WHAT IS EXPECTED:
Reproduce exactly the lines from the one containing "What does this" through the last line of the records below, both included, and nothing else.

** Start **

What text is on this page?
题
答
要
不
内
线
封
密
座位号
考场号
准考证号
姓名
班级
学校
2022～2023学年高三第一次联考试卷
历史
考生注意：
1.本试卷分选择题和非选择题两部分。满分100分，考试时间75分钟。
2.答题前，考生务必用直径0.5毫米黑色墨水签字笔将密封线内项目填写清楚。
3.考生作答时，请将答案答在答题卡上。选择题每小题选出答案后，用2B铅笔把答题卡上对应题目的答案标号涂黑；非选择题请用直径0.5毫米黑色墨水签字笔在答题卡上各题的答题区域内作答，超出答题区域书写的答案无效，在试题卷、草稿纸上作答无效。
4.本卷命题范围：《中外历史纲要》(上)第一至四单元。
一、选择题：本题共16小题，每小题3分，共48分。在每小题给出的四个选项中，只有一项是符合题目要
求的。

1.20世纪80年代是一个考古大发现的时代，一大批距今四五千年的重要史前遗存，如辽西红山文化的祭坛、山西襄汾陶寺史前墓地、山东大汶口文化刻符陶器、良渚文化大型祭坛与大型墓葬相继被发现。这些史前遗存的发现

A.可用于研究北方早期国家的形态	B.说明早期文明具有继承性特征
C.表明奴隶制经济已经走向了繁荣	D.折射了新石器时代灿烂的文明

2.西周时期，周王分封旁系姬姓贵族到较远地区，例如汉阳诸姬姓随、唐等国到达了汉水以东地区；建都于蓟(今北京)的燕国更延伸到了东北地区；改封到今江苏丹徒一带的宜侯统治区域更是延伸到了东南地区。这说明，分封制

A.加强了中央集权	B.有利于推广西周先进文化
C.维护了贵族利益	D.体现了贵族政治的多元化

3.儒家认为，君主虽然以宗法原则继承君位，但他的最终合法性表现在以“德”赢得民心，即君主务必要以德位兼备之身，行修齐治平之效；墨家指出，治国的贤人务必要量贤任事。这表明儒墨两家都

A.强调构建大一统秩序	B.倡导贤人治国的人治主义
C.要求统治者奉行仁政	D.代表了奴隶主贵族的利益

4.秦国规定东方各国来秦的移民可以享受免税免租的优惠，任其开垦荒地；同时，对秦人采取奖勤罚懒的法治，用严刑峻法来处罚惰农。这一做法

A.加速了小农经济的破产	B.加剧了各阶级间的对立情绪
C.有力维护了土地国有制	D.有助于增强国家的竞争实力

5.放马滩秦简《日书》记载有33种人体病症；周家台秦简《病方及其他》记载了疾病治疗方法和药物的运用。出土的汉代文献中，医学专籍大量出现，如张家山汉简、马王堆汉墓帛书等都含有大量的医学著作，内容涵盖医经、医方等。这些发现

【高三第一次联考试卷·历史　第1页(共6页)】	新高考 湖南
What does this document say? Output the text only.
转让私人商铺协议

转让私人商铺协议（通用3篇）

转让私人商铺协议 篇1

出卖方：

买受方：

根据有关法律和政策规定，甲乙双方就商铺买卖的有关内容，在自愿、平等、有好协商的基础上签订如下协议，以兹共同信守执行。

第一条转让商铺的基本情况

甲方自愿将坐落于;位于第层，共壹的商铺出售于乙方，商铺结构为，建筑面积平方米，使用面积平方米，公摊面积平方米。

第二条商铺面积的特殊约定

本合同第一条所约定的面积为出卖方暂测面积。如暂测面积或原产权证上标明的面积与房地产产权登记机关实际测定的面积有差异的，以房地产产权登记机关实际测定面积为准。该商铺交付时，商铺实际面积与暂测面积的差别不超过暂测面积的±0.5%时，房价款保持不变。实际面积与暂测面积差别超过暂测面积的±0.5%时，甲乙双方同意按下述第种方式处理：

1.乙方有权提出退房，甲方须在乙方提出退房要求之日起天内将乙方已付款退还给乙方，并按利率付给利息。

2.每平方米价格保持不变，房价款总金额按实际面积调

** End **

ANSWER BELOW:
What does this document say? Output the text only.
转让私人商铺协议

转让私人商铺协议（通用3篇）

转让私人商铺协议 篇1

出卖方：

买受方：

根据有关法律和政策规定，甲乙双方就商铺买卖的有关内容，在自愿、平等、有好协商的基础上签订如下协议，以兹共同信守执行。

第一条转让商铺的基本情况

甲方自愿将坐落于;位于第层，共壹的商铺出售于乙方，商铺结构为，建筑面积平方米，使用面积平方米，公摊面积平方米。

第二条商铺面积的特殊约定

本合同第一条所约定的面积为出卖方暂测面积。如暂测面积或原产权证上标明的面积与房地产产权登记机关实际测定的面积有差异的，以房地产产权登记机关实际测定面积为准。该商铺交付时，商铺实际面积与暂测面积的差别不超过暂测面积的±0.5%时，房价款保持不变。实际面积与暂测面积差别超过暂测面积的±0.5%时，甲乙双方同意按下述第种方式处理：

1.乙方有权提出退房，甲方须在乙方提出退房要求之日起天内将乙方已付款退还给乙方，并按利率付给利息。

2.每平方米价格保持不变，房价款总金额按实际面积调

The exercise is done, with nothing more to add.